**Data supplied**
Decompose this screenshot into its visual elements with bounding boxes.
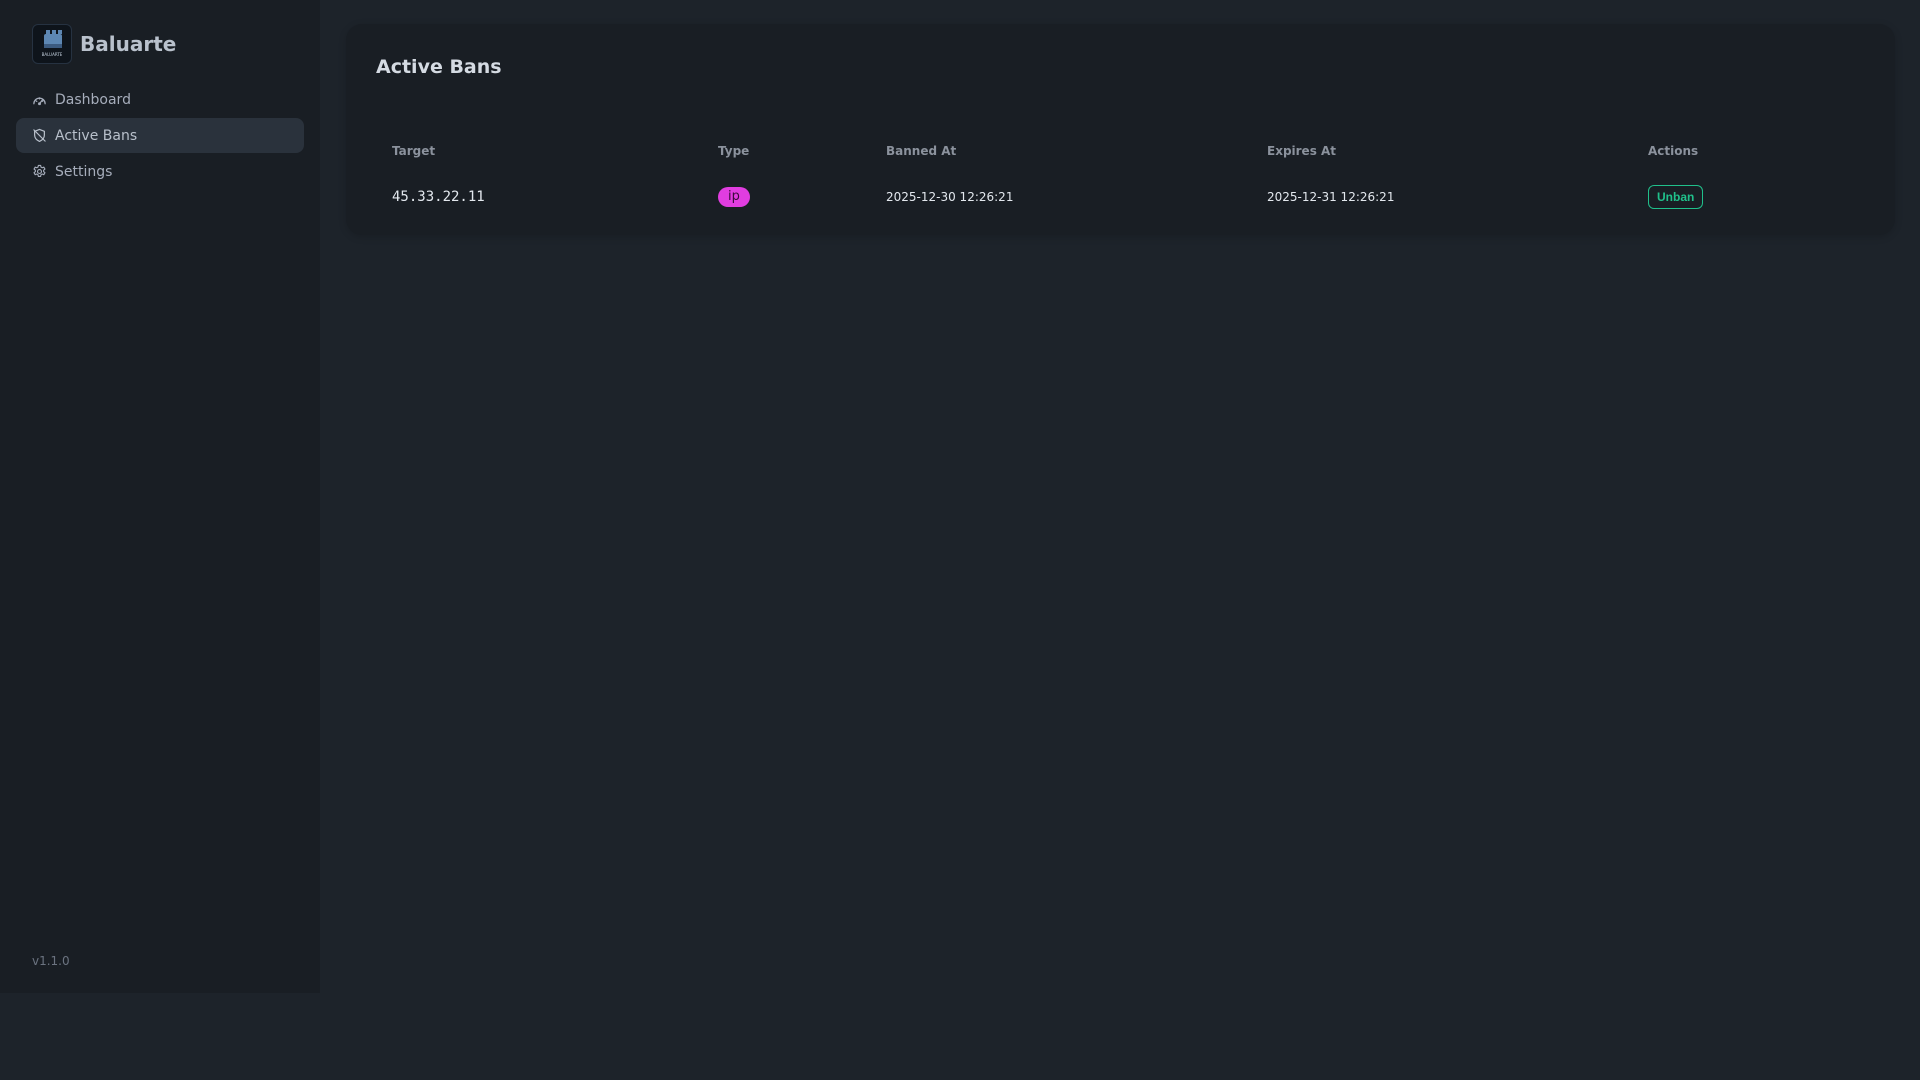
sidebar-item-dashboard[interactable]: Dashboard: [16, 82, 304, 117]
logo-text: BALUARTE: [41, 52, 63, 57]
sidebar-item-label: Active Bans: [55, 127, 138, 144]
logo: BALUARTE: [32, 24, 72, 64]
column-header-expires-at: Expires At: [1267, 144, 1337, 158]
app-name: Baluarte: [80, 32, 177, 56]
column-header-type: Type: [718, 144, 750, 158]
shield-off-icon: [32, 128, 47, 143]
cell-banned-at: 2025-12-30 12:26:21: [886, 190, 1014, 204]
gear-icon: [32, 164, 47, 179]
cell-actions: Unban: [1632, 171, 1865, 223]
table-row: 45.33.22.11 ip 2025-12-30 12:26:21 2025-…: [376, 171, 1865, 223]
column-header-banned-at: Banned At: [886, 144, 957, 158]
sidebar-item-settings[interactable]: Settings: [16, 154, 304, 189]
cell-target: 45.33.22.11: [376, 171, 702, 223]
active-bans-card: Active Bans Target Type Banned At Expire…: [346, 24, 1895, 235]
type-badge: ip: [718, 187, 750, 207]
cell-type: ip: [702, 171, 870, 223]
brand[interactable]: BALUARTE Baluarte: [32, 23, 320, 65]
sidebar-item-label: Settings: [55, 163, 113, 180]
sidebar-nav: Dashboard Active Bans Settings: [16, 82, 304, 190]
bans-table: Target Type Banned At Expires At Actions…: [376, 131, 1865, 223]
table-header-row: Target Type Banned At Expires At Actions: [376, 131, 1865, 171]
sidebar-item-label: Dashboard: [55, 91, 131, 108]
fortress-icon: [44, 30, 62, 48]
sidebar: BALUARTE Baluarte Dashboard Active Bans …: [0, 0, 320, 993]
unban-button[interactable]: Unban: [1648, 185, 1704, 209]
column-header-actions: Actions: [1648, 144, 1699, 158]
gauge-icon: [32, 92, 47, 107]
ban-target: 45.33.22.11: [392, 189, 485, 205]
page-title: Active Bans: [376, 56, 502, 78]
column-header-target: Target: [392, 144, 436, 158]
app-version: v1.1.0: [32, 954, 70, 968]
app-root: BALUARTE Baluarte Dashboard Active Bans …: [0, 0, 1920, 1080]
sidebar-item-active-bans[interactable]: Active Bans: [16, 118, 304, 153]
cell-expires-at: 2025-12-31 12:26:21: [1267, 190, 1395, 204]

**The request**
Can you reproduce every line above character for character, leaving out the picture?

**Worked solution**
Decompose this screenshot into its visual elements with bounding boxes.
sidebar-item-dashboard[interactable]: Dashboard: [16, 82, 304, 117]
logo-text: BALUARTE: [41, 52, 63, 57]
sidebar-item-label: Active Bans: [55, 127, 138, 144]
logo: BALUARTE: [32, 24, 72, 64]
column-header-expires-at: Expires At: [1267, 144, 1337, 158]
app-name: Baluarte: [80, 32, 177, 56]
column-header-type: Type: [718, 144, 750, 158]
shield-off-icon: [32, 128, 47, 143]
cell-banned-at: 2025-12-30 12:26:21: [886, 190, 1014, 204]
gear-icon: [32, 164, 47, 179]
cell-actions: Unban: [1632, 171, 1865, 223]
table-row: 45.33.22.11 ip 2025-12-30 12:26:21 2025-…: [376, 171, 1865, 223]
column-header-banned-at: Banned At: [886, 144, 957, 158]
sidebar-item-settings[interactable]: Settings: [16, 154, 304, 189]
cell-target: 45.33.22.11: [376, 171, 702, 223]
active-bans-card: Active Bans Target Type Banned At Expire…: [346, 24, 1895, 235]
type-badge: ip: [718, 187, 750, 207]
cell-type: ip: [702, 171, 870, 223]
brand[interactable]: BALUARTE Baluarte: [32, 23, 320, 65]
sidebar-item-label: Settings: [55, 163, 113, 180]
sidebar-nav: Dashboard Active Bans Settings: [16, 82, 304, 190]
bans-table: Target Type Banned At Expires At Actions…: [376, 131, 1865, 223]
table-header-row: Target Type Banned At Expires At Actions: [376, 131, 1865, 171]
sidebar-item-label: Dashboard: [55, 91, 131, 108]
fortress-icon: [44, 30, 62, 48]
sidebar: BALUARTE Baluarte Dashboard Active Bans …: [0, 0, 320, 993]
unban-button[interactable]: Unban: [1648, 185, 1704, 209]
column-header-actions: Actions: [1648, 144, 1699, 158]
gauge-icon: [32, 92, 47, 107]
ban-target: 45.33.22.11: [392, 189, 485, 205]
page-title: Active Bans: [376, 56, 502, 78]
column-header-target: Target: [392, 144, 436, 158]
app-version: v1.1.0: [32, 954, 70, 968]
app-root: BALUARTE Baluarte Dashboard Active Bans …: [0, 0, 1920, 1080]
sidebar-item-active-bans[interactable]: Active Bans: [16, 118, 304, 153]
cell-expires-at: 2025-12-31 12:26:21: [1267, 190, 1395, 204]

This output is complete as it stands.